• _Exercise instructions_: Do not carry the pictures over; copy every other part of the entries exactly.

• _Given entries_:
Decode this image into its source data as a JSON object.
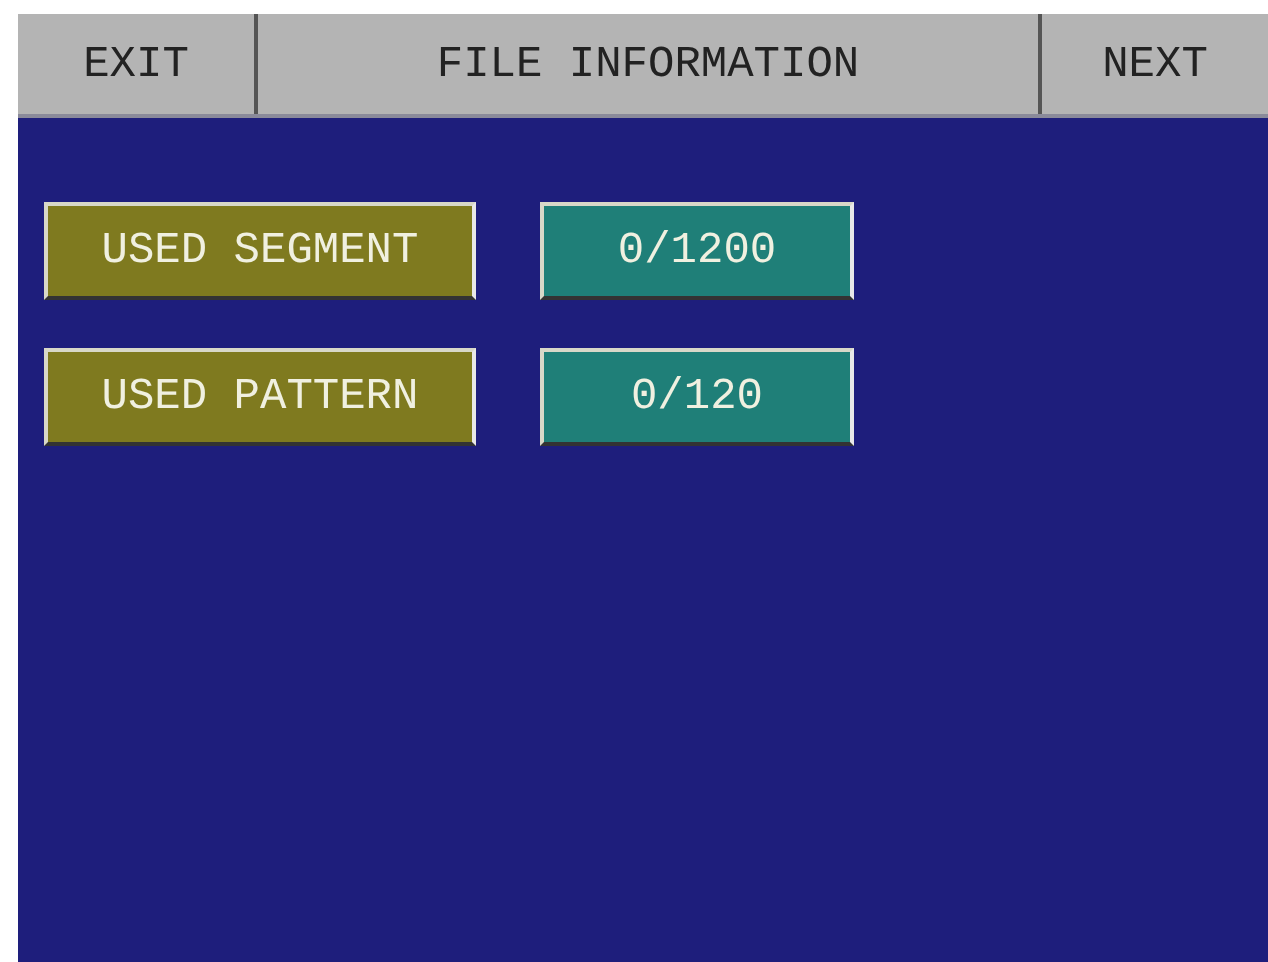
{
  "header": {
    "left_button": "EXIT",
    "title": "FILE INFORMATION",
    "right_button": "NEXT"
  },
  "rows": [
    {
      "label": "USED SEGMENT",
      "value": "0/1200"
    },
    {
      "label": "USED PATTERN",
      "value": "0/120"
    }
  ]
}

• _Output for this task_:
Decode this image into its source data as a JSON object.
{
  "header": {
    "left_button": "EXIT",
    "title": "FILE INFORMATION",
    "right_button": "NEXT"
  },
  "rows": [
    {
      "label": "USED SEGMENT",
      "value": "0/1200"
    },
    {
      "label": "USED PATTERN",
      "value": "0/120"
    }
  ]
}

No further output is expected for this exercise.